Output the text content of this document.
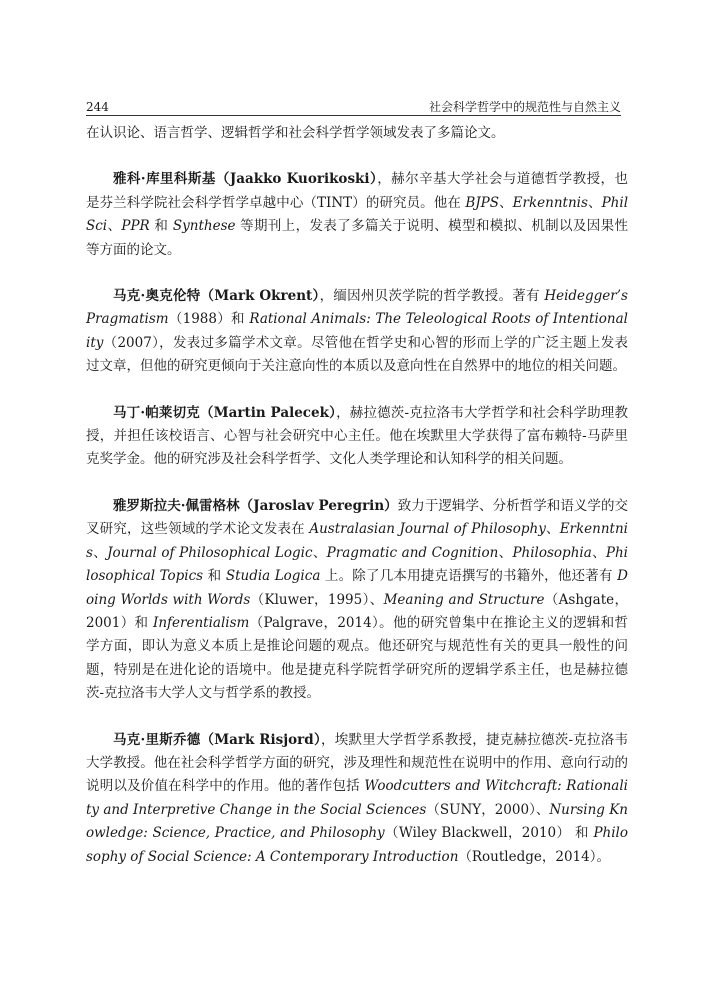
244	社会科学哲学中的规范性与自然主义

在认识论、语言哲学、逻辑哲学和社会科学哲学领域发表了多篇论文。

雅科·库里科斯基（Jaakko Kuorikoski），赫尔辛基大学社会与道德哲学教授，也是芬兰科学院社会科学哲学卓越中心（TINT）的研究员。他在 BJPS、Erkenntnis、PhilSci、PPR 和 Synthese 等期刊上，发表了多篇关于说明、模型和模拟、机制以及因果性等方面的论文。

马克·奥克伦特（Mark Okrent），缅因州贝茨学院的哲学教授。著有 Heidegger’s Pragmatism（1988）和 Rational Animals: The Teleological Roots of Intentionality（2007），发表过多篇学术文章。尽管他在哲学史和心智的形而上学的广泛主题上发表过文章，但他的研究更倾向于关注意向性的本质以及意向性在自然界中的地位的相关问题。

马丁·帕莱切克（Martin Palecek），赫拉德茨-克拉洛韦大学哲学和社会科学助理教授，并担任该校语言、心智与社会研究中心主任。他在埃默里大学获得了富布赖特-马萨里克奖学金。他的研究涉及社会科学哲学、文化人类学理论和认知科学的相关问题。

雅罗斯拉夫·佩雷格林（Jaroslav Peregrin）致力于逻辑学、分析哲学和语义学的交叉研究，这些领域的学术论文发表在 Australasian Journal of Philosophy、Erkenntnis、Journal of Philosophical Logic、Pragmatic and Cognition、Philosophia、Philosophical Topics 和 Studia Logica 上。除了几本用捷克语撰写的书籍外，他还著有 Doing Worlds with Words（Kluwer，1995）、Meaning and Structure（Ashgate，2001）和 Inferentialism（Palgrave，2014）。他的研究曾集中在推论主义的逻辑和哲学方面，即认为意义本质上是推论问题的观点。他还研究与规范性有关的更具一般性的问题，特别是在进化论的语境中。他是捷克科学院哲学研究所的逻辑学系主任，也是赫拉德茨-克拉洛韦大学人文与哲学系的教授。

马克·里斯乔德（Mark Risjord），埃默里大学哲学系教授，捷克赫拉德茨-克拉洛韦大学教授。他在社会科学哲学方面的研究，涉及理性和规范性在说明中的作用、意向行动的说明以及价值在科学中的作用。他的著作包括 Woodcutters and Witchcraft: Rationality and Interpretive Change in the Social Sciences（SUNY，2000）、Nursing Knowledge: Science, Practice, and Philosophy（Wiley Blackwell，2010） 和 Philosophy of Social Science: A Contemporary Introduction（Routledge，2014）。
********************
- [What you are asked to do] Copy out each line in the listing that has the word "Mark".

- [Output of the task]
马克·奥克伦特（Mark Okrent），缅因州贝茨学院的哲学教授。著有 Heidegger’s Pragmatism（1988）和 Rational Animals: The Teleological Roots of Intentionality（2007），发表过多篇学术文章。尽管他在哲学史和心智的形而上学的广泛主题上发表过文章，但他的研究更倾向于关注意向性的本质以及意向性在自然界中的地位的相关问题。
马克·里斯乔德（Mark Risjord），埃默里大学哲学系教授，捷克赫拉德茨-克拉洛韦大学教授。他在社会科学哲学方面的研究，涉及理性和规范性在说明中的作用、意向行动的说明以及价值在科学中的作用。他的著作包括 Woodcutters and Witchcraft: Rationality and Interpretive Change in the Social Sciences（SUNY，2000）、Nursing Knowledge: Science, Practice, and Philosophy（Wiley Blackwell，2010） 和 Philosophy of Social Science: A Contemporary Introduction（Routledge，2014）。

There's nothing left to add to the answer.